In the entries below, count every line containing "style". Reply with the number alone.

..........

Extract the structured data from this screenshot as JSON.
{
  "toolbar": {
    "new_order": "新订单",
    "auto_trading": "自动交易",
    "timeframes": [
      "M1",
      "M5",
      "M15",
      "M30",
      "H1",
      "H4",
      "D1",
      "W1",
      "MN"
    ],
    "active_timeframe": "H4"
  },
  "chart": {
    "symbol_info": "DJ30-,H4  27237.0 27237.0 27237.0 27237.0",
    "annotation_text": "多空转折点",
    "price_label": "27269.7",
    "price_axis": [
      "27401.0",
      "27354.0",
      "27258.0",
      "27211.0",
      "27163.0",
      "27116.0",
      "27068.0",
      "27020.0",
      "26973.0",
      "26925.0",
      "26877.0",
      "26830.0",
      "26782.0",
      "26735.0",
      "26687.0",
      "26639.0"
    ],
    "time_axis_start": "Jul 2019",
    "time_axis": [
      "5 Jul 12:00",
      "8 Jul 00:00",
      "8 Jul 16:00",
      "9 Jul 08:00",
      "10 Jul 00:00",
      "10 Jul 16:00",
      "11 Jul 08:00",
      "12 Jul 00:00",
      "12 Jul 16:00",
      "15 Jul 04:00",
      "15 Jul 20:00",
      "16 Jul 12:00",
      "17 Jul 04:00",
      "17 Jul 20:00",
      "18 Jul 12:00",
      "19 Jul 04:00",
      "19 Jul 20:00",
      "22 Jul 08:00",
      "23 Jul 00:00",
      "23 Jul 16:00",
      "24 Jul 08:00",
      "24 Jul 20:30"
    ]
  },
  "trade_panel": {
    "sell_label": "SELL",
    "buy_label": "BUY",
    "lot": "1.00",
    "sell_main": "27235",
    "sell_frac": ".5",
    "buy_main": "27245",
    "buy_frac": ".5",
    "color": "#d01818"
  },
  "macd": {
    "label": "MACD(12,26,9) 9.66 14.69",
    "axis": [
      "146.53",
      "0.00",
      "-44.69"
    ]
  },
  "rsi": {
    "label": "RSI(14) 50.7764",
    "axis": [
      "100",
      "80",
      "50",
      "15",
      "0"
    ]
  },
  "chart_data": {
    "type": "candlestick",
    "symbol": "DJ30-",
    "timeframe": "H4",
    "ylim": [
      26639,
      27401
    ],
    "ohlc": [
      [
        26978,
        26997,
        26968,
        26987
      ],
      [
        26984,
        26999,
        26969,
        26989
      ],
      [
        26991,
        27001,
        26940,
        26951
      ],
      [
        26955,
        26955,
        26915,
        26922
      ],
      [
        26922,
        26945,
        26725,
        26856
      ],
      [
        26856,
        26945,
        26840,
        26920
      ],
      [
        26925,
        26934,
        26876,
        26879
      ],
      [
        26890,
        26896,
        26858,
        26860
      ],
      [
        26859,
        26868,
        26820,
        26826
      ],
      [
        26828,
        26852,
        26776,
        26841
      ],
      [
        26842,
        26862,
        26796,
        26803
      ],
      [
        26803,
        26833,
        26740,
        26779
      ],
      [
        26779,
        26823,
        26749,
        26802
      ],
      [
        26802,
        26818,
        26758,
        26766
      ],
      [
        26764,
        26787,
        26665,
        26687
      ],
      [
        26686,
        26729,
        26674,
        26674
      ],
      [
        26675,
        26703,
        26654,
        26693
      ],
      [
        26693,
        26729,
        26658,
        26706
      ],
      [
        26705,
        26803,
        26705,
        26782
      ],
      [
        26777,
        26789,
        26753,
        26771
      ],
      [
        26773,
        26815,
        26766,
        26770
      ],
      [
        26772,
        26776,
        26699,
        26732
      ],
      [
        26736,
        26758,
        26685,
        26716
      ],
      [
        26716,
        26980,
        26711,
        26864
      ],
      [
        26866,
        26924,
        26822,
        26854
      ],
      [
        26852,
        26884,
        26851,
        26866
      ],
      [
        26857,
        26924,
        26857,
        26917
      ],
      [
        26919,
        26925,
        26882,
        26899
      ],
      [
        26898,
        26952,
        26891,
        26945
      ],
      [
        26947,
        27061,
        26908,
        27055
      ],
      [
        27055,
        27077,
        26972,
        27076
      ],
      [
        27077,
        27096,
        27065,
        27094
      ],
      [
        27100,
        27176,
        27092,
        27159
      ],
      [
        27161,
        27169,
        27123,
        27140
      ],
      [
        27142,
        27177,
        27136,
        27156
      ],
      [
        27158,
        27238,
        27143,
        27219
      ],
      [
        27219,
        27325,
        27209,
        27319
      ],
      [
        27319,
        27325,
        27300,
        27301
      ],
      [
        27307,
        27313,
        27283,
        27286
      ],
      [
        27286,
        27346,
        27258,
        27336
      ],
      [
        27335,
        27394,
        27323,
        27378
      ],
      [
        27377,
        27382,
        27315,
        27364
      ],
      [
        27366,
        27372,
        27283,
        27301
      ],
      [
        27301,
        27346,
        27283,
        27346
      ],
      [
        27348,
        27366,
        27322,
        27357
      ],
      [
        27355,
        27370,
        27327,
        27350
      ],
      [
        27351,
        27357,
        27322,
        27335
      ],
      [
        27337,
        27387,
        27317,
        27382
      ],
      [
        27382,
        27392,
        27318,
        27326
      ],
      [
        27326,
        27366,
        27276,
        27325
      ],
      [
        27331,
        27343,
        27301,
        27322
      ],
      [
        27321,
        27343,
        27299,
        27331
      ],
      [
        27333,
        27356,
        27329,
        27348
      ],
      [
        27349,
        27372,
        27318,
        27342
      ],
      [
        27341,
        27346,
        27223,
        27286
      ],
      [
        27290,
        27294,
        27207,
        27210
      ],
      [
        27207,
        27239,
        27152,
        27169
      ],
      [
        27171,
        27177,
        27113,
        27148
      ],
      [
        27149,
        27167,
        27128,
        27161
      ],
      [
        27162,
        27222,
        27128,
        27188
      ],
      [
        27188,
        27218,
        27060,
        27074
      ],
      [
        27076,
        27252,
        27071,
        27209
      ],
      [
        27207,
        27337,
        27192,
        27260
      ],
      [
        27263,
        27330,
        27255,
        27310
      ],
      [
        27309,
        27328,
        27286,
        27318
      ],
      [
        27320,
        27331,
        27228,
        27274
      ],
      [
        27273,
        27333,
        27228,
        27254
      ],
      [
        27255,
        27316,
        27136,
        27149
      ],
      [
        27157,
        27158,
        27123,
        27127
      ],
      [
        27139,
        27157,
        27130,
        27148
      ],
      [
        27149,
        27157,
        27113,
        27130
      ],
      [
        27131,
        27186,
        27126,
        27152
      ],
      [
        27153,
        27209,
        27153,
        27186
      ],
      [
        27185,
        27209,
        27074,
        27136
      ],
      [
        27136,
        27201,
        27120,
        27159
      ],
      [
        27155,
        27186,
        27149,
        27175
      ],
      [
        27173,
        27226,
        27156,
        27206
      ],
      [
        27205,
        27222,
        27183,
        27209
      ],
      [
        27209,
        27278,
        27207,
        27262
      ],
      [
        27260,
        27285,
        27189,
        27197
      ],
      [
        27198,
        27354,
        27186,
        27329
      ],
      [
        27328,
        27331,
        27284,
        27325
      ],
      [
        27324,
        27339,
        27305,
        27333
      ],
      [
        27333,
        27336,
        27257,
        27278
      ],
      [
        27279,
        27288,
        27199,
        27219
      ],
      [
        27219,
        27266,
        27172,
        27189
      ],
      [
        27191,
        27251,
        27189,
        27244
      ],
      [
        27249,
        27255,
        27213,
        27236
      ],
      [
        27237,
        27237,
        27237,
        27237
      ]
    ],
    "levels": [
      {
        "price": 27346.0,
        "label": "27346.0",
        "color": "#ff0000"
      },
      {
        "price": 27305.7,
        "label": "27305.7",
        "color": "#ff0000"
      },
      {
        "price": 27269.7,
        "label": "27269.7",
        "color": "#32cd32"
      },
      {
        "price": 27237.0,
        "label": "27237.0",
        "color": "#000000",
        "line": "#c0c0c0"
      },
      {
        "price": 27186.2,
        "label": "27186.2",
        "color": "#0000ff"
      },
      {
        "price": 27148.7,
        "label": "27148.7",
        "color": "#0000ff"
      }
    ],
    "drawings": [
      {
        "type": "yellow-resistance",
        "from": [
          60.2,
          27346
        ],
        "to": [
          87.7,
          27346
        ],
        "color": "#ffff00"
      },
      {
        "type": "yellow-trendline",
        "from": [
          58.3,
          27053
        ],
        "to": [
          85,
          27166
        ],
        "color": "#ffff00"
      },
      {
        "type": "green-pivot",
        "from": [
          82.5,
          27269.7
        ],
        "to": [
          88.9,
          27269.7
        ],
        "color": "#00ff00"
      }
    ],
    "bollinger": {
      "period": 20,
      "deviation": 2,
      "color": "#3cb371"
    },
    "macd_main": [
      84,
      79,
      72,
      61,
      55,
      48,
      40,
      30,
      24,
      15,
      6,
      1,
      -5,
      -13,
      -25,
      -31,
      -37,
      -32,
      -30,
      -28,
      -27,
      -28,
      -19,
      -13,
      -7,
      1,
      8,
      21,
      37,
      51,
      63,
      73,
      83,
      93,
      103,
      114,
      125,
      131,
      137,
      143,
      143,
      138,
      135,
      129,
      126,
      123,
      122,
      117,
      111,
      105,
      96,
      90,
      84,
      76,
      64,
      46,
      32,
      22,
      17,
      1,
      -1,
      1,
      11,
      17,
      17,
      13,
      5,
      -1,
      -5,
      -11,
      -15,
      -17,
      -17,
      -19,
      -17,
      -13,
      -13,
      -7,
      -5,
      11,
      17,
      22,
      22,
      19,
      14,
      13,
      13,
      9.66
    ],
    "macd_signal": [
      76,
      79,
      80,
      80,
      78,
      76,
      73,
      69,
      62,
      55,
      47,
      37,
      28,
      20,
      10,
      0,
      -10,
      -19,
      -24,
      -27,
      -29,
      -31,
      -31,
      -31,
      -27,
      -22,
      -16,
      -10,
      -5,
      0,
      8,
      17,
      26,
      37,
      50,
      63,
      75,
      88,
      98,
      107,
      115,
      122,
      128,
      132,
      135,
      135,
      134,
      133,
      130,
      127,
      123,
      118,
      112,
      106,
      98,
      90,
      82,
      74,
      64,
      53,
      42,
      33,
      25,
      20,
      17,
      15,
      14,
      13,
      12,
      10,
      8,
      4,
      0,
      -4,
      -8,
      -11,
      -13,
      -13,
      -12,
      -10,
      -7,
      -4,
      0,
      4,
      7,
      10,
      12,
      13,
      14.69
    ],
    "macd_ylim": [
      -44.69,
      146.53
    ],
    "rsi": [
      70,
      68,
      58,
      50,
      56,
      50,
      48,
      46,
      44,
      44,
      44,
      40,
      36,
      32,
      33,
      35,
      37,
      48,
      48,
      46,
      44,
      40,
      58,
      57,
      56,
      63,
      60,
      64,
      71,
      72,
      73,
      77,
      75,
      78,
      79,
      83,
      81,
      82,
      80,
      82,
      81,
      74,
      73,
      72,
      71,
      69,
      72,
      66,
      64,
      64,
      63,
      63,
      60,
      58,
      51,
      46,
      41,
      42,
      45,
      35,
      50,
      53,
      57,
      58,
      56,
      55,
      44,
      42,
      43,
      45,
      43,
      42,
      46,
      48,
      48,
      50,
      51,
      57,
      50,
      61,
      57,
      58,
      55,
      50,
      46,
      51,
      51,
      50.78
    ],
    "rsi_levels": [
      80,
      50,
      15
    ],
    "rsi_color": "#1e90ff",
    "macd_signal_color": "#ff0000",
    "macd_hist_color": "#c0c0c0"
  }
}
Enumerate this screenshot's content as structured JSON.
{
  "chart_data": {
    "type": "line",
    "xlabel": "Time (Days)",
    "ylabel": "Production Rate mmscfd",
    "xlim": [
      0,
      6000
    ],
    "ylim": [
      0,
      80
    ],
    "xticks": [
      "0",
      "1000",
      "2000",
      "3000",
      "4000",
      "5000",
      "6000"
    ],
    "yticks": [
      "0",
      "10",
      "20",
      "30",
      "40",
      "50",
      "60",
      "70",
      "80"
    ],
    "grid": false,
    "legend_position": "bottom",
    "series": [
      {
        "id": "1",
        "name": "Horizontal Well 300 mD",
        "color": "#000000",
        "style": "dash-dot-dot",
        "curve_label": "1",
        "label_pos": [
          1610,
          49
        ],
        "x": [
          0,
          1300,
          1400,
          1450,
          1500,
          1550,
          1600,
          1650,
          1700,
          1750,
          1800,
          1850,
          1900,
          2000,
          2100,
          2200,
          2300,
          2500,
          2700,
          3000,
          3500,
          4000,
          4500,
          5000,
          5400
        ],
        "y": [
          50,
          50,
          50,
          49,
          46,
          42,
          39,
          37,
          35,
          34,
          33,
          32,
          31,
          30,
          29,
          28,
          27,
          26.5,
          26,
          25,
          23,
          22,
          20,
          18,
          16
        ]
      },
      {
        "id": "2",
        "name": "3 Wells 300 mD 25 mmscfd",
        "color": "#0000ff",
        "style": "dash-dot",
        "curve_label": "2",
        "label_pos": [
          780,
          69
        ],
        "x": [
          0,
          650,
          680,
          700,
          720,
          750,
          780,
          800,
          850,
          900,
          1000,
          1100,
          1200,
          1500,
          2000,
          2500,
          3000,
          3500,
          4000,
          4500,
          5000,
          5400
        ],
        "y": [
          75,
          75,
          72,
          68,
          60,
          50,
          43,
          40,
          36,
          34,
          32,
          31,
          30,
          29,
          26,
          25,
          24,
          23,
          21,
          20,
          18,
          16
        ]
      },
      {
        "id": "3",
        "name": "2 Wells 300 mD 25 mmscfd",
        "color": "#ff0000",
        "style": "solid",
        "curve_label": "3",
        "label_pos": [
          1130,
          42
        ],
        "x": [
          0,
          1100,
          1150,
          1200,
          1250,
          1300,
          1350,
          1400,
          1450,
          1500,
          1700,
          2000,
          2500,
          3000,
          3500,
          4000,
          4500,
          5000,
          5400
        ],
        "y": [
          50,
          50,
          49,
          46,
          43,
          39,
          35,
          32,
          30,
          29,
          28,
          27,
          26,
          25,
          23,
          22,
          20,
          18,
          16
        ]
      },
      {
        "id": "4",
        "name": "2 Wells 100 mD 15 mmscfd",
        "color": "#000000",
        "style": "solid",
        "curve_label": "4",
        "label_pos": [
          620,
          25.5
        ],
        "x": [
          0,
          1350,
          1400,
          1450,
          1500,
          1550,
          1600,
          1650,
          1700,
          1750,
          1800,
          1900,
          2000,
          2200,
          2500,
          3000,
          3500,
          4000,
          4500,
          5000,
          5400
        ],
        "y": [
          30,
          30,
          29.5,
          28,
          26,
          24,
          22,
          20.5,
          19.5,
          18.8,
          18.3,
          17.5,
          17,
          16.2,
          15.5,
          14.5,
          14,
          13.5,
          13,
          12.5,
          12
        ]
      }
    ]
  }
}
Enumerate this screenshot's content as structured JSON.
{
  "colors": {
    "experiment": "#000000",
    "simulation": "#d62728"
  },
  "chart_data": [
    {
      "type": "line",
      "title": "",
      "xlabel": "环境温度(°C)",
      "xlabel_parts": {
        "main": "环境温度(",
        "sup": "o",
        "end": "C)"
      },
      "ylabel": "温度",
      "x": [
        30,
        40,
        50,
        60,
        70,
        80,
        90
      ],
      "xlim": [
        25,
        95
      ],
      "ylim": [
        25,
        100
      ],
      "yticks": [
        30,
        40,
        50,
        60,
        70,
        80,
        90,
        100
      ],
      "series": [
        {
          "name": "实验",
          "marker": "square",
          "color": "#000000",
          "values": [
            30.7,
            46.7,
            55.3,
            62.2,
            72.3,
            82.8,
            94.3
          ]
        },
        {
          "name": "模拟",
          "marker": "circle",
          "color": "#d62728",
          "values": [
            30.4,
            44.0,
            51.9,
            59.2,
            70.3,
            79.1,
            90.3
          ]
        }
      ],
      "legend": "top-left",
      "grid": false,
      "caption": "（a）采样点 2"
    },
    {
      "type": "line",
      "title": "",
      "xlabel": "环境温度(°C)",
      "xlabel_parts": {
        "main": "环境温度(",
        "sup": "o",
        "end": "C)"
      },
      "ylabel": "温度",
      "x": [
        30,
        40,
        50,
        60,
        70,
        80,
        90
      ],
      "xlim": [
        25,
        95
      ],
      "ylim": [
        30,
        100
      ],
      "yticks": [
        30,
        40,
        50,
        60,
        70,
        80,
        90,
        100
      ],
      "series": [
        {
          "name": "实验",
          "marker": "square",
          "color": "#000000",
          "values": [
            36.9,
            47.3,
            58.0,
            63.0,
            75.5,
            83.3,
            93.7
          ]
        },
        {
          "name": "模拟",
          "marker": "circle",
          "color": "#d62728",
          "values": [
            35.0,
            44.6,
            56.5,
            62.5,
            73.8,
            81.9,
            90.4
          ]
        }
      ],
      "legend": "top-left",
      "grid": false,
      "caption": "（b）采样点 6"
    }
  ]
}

..........

§ **WRITTEN ANSWER**: 4